DATA SHOWN
----------------------------------------

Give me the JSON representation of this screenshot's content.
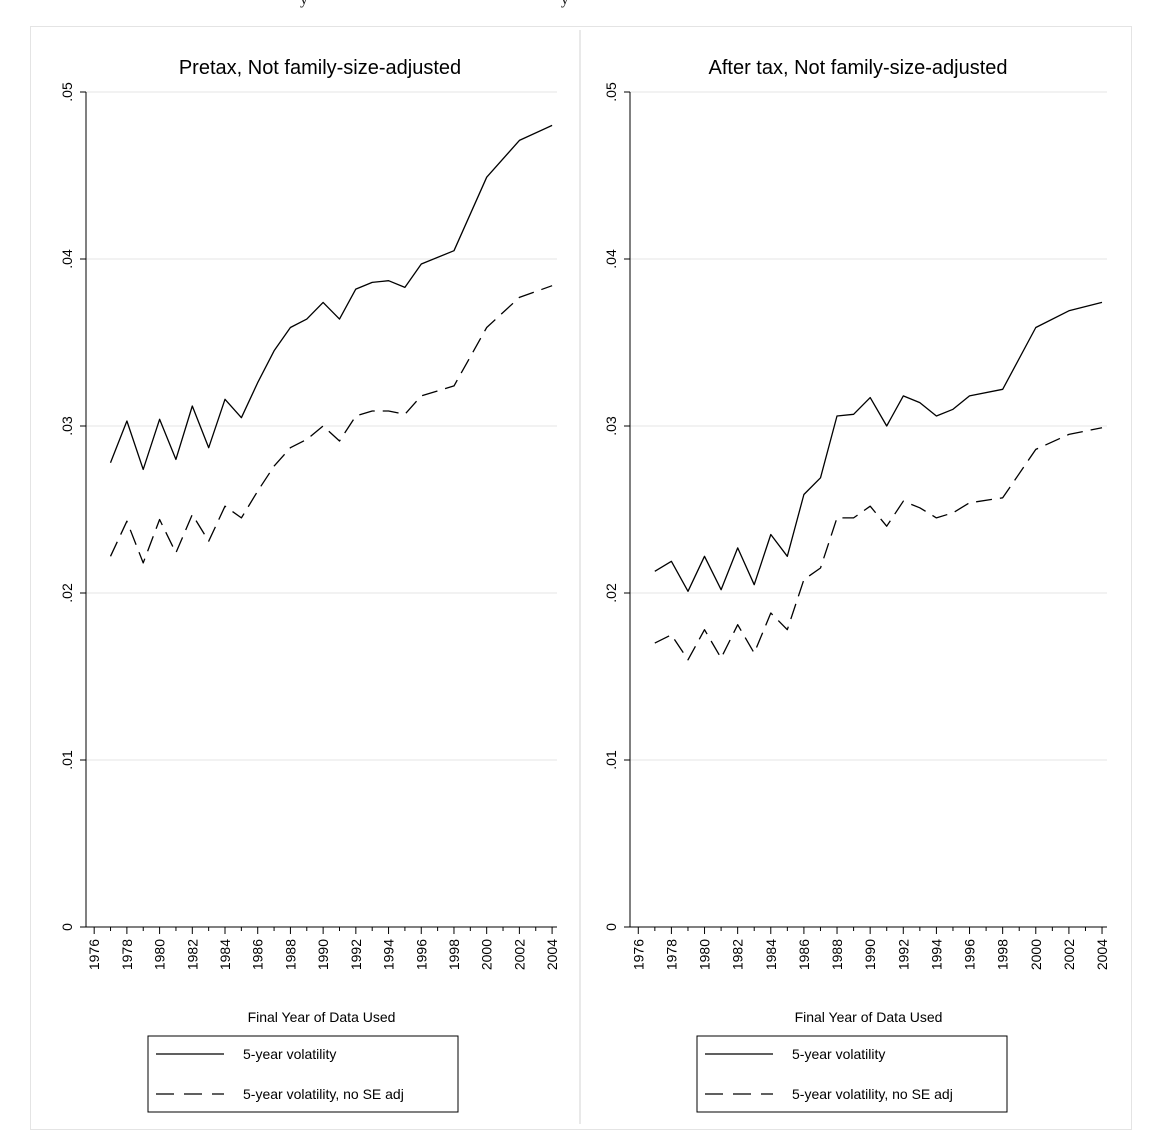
{
  "header_fragment": "y · · · · · · · · · · · · · · · · · · · · · · · · y",
  "chart_data": [
    {
      "type": "line",
      "title": "Pretax, Not family-size-adjusted",
      "xlabel": "Final Year of Data Used",
      "ylabel": "",
      "xlim": [
        1975.5,
        2004.3
      ],
      "ylim": [
        0,
        0.05
      ],
      "xticks": [
        "1976",
        "1978",
        "1980",
        "1982",
        "1984",
        "1986",
        "1988",
        "1990",
        "1992",
        "1994",
        "1996",
        "1998",
        "2000",
        "2002",
        "2004"
      ],
      "yticks": [
        "0",
        ".01",
        ".02",
        ".03",
        ".04",
        ".05"
      ],
      "grid": true,
      "legend_position": "bottom",
      "x": [
        1977,
        1978,
        1979,
        1980,
        1981,
        1982,
        1983,
        1984,
        1985,
        1986,
        1987,
        1988,
        1989,
        1990,
        1991,
        1992,
        1993,
        1994,
        1995,
        1996,
        1998,
        2000,
        2002,
        2004
      ],
      "series": [
        {
          "name": "5-year volatility",
          "style": "solid",
          "values": [
            0.0278,
            0.0303,
            0.0274,
            0.0304,
            0.028,
            0.0312,
            0.0287,
            0.0316,
            0.0305,
            0.0326,
            0.0345,
            0.0359,
            0.0364,
            0.0374,
            0.0364,
            0.0382,
            0.0386,
            0.0387,
            0.0383,
            0.0397,
            0.0405,
            0.0449,
            0.0471,
            0.048
          ]
        },
        {
          "name": "5-year volatility, no SE adj",
          "style": "dashed",
          "values": [
            0.0222,
            0.0243,
            0.0218,
            0.0244,
            0.0224,
            0.0247,
            0.0231,
            0.0252,
            0.0245,
            0.0261,
            0.0276,
            0.0287,
            0.0292,
            0.03,
            0.0291,
            0.0306,
            0.0309,
            0.0309,
            0.0307,
            0.0318,
            0.0324,
            0.0359,
            0.0377,
            0.0384
          ]
        }
      ]
    },
    {
      "type": "line",
      "title": "After tax, Not family-size-adjusted",
      "xlabel": "Final Year of Data Used",
      "ylabel": "",
      "xlim": [
        1975.5,
        2004.3
      ],
      "ylim": [
        0,
        0.05
      ],
      "xticks": [
        "1976",
        "1978",
        "1980",
        "1982",
        "1984",
        "1986",
        "1988",
        "1990",
        "1992",
        "1994",
        "1996",
        "1998",
        "2000",
        "2002",
        "2004"
      ],
      "yticks": [
        "0",
        ".01",
        ".02",
        ".03",
        ".04",
        ".05"
      ],
      "grid": true,
      "legend_position": "bottom",
      "x": [
        1977,
        1978,
        1979,
        1980,
        1981,
        1982,
        1983,
        1984,
        1985,
        1986,
        1987,
        1988,
        1989,
        1990,
        1991,
        1992,
        1993,
        1994,
        1995,
        1996,
        1998,
        2000,
        2002,
        2004
      ],
      "series": [
        {
          "name": "5-year volatility",
          "style": "solid",
          "values": [
            0.0213,
            0.0219,
            0.0201,
            0.0222,
            0.0202,
            0.0227,
            0.0205,
            0.0235,
            0.0222,
            0.0259,
            0.0269,
            0.0306,
            0.0307,
            0.0317,
            0.03,
            0.0318,
            0.0314,
            0.0306,
            0.031,
            0.0318,
            0.0322,
            0.0359,
            0.0369,
            0.0374
          ]
        },
        {
          "name": "5-year volatility, no SE adj",
          "style": "dashed",
          "values": [
            0.017,
            0.0175,
            0.016,
            0.0178,
            0.0161,
            0.0181,
            0.0164,
            0.0188,
            0.0178,
            0.0208,
            0.0215,
            0.0245,
            0.0245,
            0.0252,
            0.024,
            0.0255,
            0.0251,
            0.0245,
            0.0248,
            0.0254,
            0.0257,
            0.0286,
            0.0295,
            0.0299
          ]
        }
      ]
    }
  ]
}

----------------------------------------

AIM OF THE EXERCISE
Scan the records above for the string "size", then report every line that contains it.

OUTPUT BELOW
      "title": "Pretax, Not family-size-adjusted",
      "title": "After tax, Not family-size-adjusted",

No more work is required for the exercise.